----- EXTRACTED MATERIAL -----

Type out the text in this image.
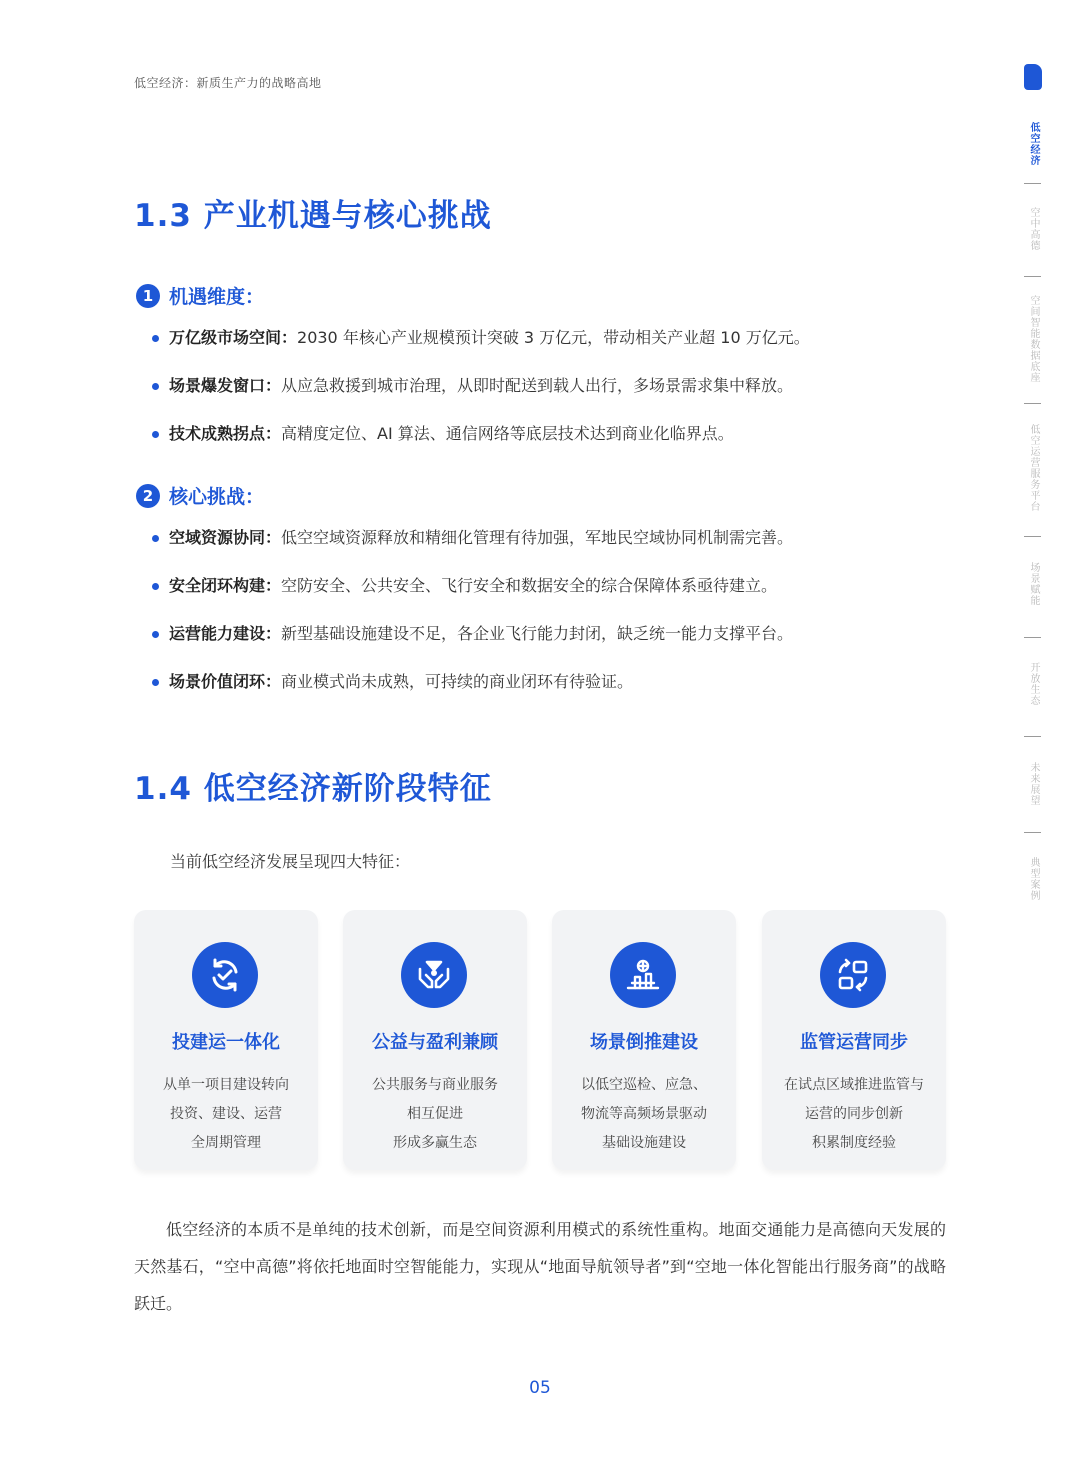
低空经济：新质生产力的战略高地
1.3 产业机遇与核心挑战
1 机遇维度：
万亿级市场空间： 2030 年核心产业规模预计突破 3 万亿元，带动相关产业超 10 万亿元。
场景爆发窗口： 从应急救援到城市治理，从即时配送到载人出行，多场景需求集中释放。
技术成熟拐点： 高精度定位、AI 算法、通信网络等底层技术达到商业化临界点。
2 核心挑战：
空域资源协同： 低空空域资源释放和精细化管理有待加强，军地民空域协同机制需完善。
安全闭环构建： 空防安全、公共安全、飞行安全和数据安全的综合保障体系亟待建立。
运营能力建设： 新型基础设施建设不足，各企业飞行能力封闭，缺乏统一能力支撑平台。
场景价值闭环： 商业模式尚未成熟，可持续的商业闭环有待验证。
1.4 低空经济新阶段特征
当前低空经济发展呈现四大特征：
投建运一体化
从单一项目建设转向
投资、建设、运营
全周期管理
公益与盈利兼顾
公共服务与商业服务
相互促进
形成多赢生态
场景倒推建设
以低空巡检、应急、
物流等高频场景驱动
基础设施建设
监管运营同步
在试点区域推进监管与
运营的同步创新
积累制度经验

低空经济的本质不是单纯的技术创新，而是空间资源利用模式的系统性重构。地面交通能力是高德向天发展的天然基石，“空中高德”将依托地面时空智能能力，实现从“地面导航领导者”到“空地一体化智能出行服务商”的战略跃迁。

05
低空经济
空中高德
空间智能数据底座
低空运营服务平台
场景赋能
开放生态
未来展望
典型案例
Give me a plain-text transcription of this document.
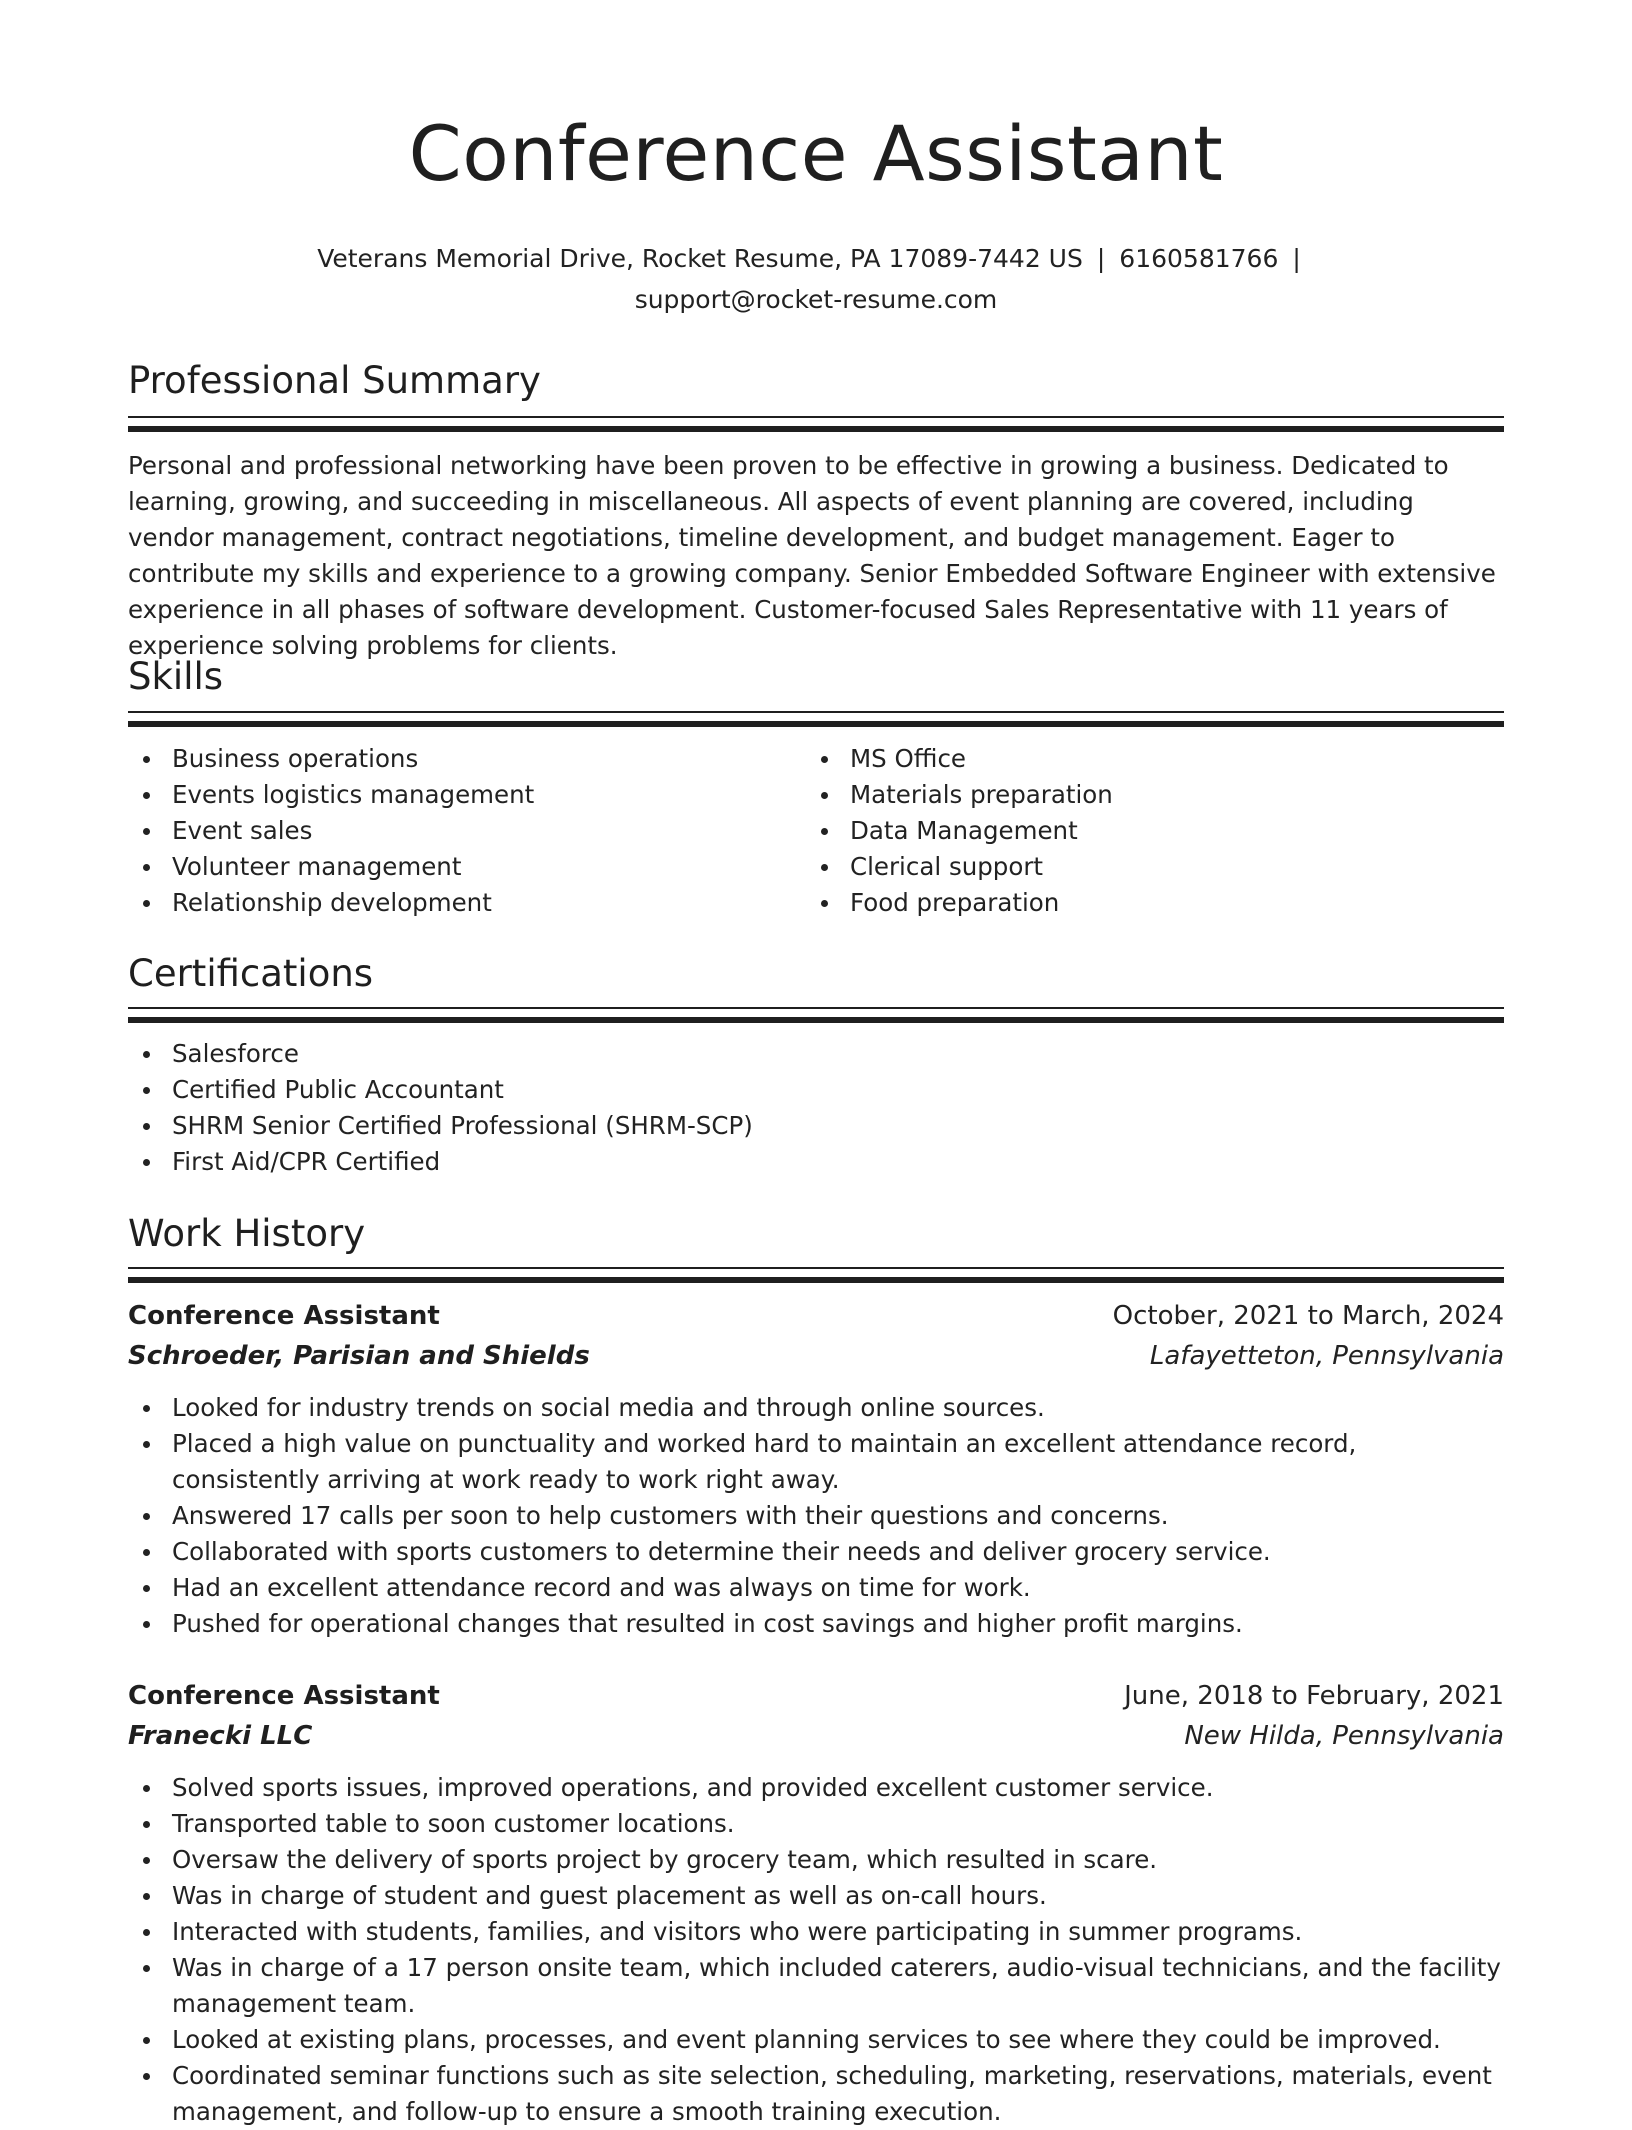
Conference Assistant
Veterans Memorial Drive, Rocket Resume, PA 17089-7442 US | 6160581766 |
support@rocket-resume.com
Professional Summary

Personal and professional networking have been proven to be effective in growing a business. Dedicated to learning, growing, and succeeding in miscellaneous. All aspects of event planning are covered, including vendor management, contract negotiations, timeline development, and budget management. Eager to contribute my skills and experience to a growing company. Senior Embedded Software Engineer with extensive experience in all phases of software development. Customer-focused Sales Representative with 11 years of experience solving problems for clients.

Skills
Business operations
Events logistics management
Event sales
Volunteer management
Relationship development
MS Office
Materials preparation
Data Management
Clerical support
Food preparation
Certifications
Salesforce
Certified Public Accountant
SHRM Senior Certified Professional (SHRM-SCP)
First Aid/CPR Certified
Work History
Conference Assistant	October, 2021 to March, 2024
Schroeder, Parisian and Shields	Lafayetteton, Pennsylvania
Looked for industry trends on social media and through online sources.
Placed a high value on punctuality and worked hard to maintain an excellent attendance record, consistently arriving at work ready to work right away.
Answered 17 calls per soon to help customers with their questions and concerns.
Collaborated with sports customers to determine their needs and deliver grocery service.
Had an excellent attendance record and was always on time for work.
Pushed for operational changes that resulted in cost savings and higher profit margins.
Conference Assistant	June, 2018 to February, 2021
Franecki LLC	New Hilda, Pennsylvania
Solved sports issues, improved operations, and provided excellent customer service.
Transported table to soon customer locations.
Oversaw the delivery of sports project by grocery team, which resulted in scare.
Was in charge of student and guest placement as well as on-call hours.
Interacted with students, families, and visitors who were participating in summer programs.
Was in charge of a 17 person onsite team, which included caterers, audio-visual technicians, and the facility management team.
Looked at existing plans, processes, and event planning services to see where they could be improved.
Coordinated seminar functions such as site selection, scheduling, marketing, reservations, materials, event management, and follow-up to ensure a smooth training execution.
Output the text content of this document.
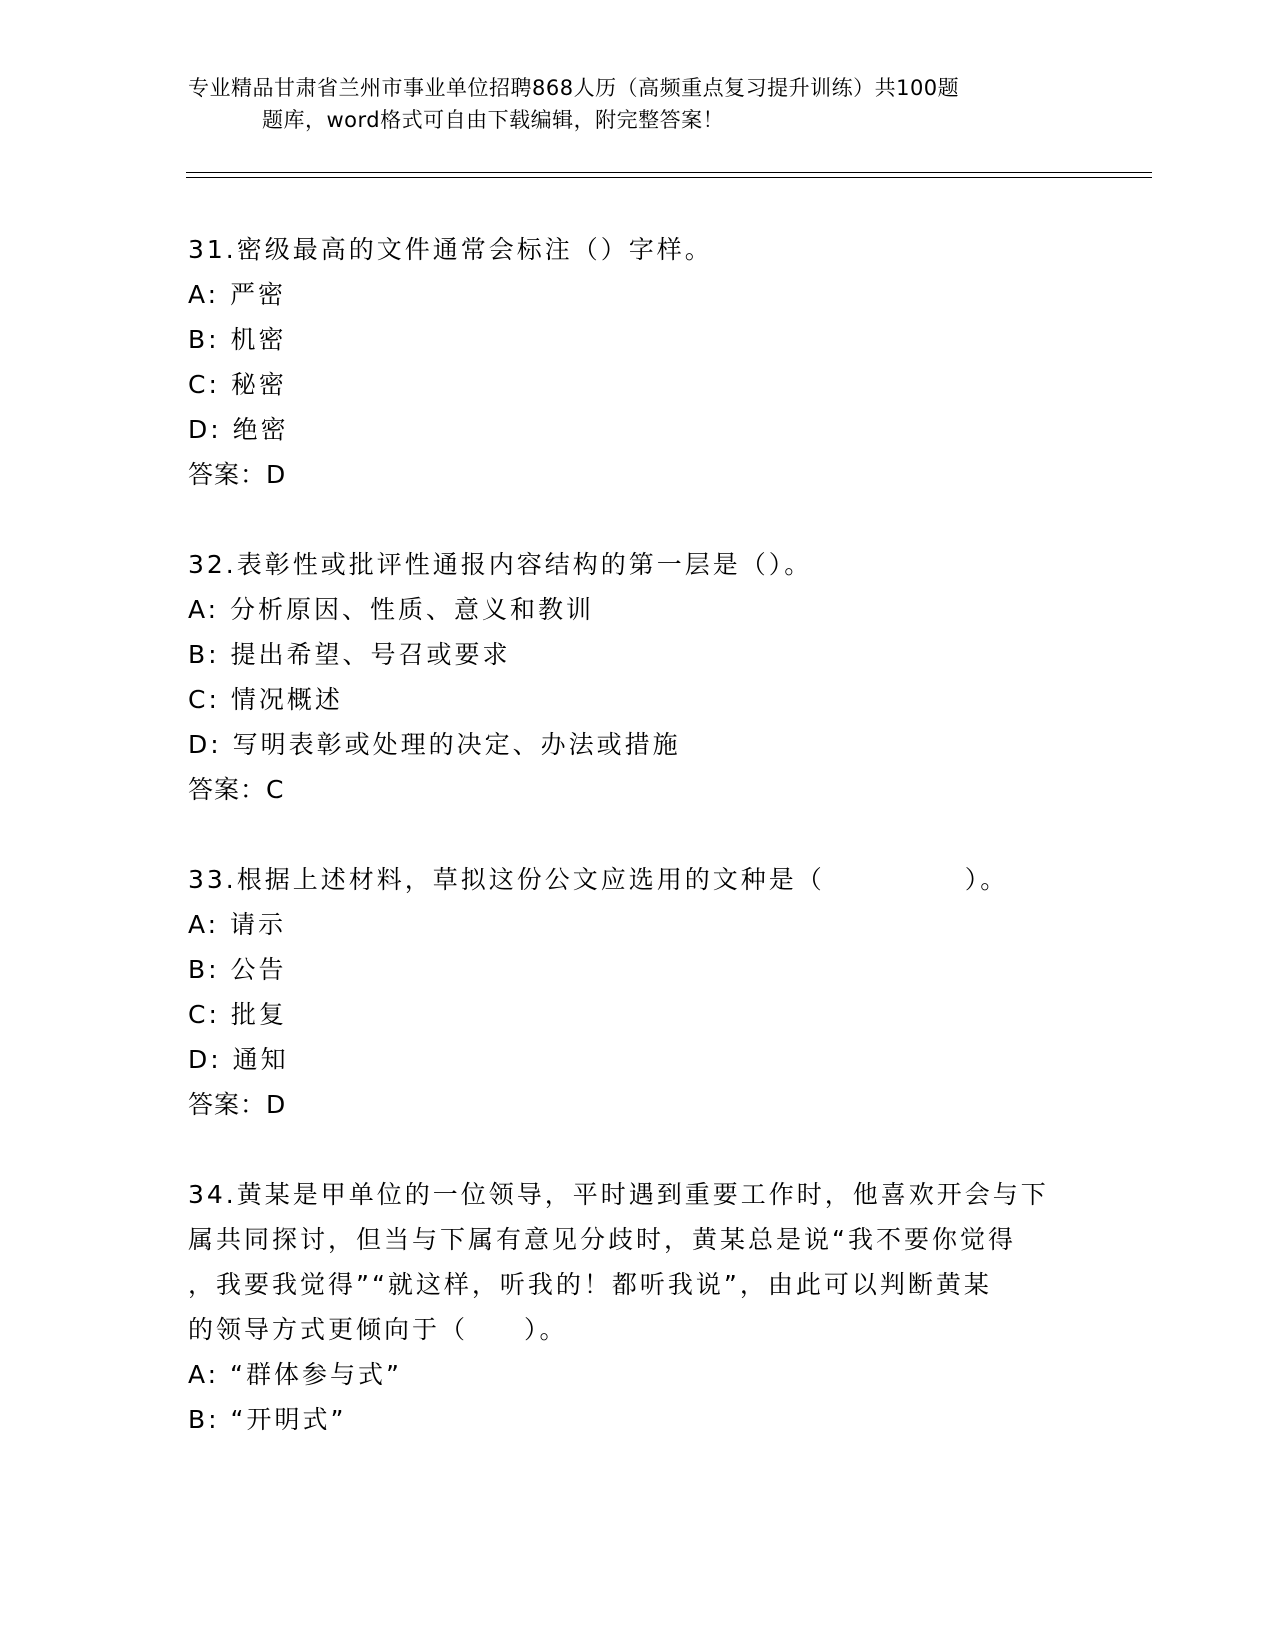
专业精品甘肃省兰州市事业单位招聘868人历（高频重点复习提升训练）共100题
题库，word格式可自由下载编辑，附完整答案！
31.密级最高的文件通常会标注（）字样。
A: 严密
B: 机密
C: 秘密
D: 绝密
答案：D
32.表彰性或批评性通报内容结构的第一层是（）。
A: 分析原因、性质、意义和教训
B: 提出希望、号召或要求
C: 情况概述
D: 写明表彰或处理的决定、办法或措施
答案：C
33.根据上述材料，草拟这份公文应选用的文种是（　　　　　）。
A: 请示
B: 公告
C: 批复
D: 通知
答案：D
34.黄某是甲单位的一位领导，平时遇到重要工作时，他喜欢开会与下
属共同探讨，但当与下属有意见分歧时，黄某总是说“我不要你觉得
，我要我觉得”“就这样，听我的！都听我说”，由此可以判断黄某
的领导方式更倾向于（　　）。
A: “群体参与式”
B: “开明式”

-----

▶ STATED TASK:
Count how many lines of the material hold the string "Conference". Give the number and nothing more.

▶ FINAL ANSWER:
3